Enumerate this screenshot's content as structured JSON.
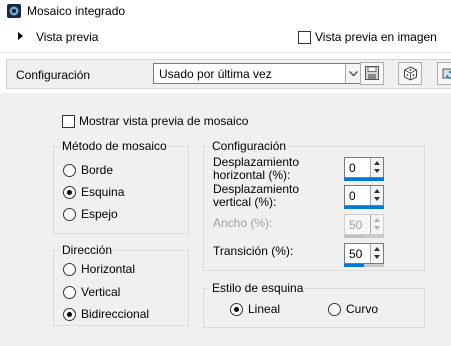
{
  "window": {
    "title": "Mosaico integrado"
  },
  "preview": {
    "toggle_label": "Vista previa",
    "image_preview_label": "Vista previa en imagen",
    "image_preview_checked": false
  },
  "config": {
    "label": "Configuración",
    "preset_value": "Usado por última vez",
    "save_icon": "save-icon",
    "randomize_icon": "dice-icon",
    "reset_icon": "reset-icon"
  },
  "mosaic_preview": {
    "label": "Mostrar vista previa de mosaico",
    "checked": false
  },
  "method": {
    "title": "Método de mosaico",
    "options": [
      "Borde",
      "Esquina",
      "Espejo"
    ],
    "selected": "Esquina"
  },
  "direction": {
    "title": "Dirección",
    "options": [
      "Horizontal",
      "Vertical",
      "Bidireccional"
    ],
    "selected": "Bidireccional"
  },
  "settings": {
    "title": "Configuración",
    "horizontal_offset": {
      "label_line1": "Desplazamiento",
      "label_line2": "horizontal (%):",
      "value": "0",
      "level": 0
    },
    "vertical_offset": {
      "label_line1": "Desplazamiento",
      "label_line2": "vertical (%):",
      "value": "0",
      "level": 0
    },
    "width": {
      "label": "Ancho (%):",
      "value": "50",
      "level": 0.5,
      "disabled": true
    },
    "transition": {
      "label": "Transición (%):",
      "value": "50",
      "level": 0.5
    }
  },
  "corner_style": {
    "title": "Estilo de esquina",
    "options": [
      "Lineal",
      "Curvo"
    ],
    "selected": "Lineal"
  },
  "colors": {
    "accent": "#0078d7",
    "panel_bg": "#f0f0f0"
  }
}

* * *

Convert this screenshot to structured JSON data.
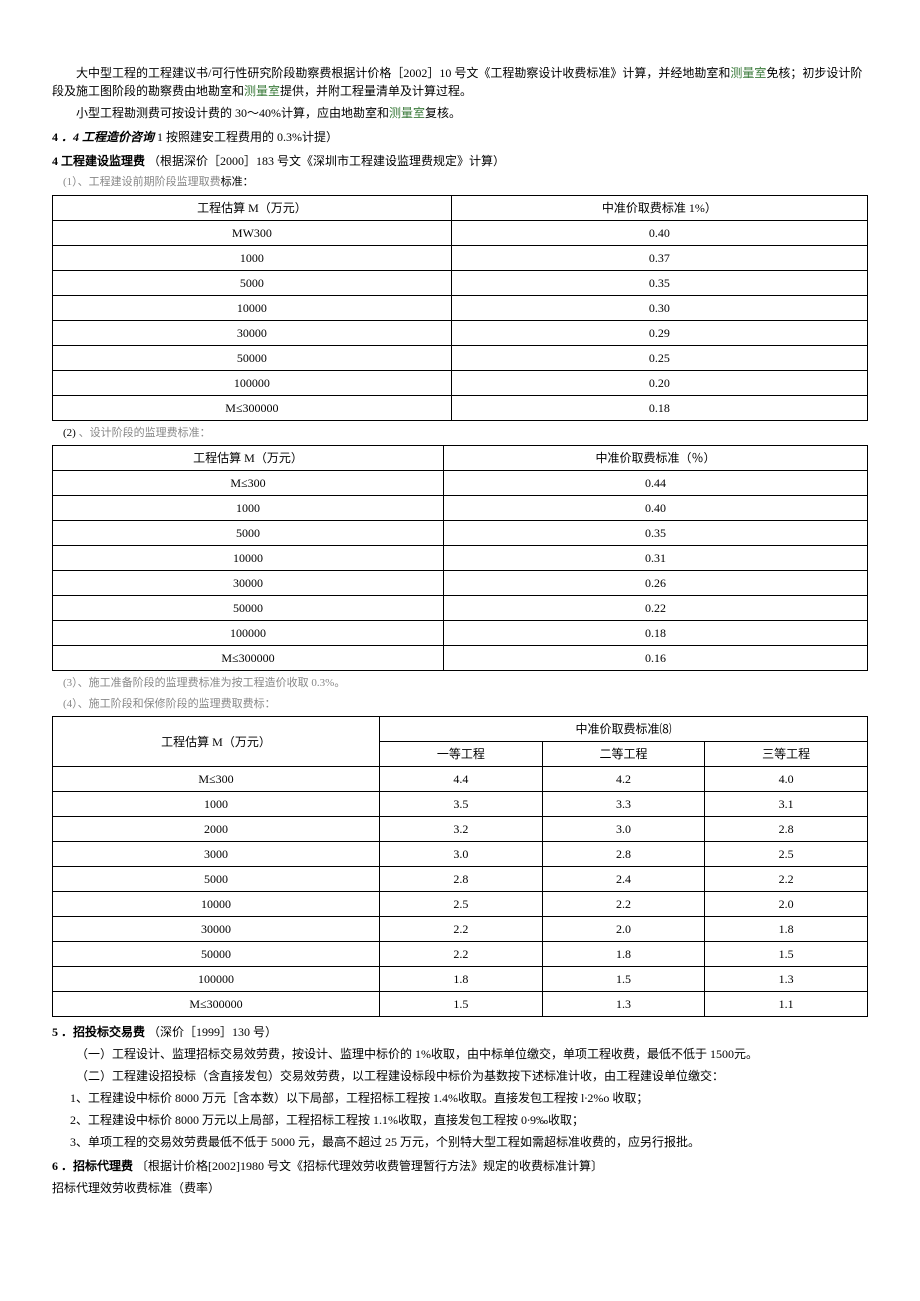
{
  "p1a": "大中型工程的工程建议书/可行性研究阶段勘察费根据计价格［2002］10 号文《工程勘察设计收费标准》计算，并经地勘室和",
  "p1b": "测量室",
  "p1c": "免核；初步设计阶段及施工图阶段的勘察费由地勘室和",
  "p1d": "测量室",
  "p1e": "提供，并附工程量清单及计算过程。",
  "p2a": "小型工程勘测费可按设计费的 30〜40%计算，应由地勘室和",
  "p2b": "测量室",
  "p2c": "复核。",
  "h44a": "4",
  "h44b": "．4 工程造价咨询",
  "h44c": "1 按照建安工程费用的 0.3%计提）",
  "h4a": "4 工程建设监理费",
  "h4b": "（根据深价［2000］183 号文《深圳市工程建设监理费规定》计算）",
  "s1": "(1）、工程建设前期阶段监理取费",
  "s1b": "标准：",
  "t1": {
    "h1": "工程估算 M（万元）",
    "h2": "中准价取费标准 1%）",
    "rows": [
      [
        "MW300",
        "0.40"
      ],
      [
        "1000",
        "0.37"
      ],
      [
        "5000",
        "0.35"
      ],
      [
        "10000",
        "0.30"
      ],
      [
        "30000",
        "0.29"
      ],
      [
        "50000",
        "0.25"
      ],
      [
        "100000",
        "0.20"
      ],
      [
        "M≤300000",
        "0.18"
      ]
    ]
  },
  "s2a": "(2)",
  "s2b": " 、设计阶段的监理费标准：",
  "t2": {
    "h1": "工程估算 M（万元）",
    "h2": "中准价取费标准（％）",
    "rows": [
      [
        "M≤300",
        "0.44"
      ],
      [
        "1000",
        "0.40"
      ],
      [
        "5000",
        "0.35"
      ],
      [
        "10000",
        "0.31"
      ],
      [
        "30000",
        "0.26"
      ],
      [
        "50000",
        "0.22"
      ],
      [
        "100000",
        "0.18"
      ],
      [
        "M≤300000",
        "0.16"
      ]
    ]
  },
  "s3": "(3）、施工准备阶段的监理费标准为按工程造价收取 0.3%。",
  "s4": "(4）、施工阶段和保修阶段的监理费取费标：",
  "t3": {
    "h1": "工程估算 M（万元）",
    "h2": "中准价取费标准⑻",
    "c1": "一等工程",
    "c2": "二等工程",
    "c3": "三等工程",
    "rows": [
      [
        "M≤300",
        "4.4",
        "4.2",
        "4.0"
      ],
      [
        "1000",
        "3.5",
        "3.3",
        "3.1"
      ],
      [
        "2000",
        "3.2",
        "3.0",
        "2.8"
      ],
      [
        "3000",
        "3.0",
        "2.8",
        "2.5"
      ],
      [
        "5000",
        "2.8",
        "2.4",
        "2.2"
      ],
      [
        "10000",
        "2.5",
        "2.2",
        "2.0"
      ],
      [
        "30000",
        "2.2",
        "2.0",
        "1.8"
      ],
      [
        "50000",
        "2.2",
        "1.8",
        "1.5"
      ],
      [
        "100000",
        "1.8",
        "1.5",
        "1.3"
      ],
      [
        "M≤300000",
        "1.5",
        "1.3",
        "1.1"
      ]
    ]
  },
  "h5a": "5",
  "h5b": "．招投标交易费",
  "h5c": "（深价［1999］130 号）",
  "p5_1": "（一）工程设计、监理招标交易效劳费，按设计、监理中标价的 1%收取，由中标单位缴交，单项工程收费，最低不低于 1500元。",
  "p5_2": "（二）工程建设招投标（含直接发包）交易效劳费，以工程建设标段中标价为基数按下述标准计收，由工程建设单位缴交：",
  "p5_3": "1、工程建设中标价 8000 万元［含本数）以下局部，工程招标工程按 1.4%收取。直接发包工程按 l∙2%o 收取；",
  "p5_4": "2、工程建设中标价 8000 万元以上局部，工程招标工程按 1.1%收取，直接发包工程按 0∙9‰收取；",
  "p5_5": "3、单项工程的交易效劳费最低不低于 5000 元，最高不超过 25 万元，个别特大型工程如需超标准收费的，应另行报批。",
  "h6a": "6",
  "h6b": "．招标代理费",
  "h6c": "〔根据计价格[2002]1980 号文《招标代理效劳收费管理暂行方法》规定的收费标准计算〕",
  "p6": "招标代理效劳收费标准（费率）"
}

...

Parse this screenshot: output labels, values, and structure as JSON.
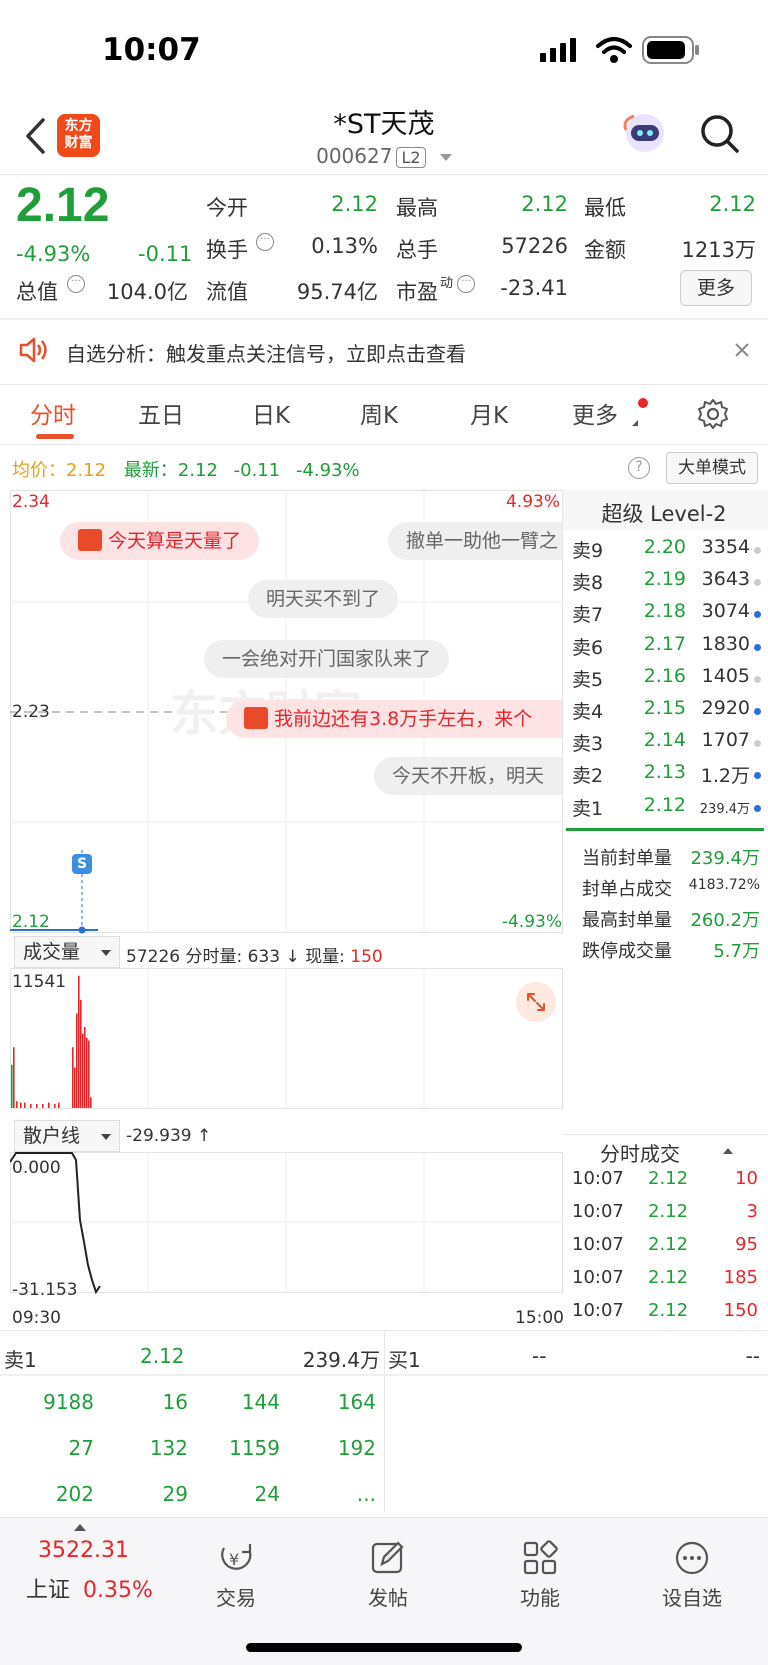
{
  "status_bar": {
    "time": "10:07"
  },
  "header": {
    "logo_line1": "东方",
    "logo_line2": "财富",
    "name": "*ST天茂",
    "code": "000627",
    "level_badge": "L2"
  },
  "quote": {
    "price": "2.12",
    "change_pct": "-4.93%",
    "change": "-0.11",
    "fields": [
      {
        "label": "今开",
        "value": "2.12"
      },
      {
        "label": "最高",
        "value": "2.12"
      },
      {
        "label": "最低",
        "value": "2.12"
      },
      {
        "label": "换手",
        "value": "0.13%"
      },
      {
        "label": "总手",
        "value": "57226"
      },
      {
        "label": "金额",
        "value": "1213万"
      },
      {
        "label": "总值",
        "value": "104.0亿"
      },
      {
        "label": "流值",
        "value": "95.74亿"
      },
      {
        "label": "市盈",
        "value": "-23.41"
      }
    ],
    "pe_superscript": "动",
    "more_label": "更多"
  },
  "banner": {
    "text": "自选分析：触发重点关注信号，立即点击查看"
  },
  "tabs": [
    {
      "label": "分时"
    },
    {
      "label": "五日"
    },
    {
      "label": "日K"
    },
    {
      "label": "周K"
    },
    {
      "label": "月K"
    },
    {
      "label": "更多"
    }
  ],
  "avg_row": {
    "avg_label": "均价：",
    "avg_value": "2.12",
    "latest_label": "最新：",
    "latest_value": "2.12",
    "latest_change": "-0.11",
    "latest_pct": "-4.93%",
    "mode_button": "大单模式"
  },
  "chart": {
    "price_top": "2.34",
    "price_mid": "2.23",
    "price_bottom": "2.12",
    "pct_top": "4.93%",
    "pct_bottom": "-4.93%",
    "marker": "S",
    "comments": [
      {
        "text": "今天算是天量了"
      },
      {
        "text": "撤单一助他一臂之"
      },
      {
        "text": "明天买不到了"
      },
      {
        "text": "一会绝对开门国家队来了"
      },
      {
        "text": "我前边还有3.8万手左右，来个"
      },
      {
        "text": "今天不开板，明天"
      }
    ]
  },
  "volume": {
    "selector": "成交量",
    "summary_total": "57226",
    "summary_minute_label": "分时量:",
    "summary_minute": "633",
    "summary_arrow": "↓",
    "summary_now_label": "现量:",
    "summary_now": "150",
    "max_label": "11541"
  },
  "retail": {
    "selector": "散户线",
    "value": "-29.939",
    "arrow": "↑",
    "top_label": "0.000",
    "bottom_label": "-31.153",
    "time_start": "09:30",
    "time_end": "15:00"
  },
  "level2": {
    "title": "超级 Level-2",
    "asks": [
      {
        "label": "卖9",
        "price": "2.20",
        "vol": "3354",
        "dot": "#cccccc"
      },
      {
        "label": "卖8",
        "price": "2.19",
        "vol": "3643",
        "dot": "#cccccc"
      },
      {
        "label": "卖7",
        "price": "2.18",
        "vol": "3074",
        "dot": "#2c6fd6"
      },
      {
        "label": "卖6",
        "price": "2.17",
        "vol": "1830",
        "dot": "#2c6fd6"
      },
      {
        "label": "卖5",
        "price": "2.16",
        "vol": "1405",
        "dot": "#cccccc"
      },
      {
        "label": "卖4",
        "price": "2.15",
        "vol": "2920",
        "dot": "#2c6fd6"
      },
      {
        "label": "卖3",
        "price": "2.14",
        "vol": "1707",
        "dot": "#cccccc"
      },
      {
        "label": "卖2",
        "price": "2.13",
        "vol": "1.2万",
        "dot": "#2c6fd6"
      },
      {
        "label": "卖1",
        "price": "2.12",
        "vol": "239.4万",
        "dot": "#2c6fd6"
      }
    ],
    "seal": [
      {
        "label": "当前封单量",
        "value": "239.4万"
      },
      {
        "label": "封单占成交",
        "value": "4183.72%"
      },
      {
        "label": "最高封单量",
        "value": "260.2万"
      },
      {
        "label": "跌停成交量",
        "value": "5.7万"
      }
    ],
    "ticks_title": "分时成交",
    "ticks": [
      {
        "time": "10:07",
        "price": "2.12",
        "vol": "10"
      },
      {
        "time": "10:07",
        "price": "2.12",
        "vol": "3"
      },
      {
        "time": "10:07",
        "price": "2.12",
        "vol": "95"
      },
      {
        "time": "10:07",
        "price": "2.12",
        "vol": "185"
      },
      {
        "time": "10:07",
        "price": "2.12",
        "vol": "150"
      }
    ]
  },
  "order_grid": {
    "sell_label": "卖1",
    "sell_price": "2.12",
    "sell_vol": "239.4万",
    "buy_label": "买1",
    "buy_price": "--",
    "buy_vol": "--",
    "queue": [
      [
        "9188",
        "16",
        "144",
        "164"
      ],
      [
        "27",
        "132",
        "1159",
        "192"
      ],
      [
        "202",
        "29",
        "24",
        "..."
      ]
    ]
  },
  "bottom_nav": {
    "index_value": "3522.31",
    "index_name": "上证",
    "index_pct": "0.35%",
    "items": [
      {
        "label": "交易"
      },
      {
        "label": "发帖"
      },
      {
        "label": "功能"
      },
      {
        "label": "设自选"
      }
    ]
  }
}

◆ **PROBLEM REQUIREMENTS**: Determine how many lines include the string "工程招标工程按". Give no answer but the number.

◆ **ANSWER BELOW**: 2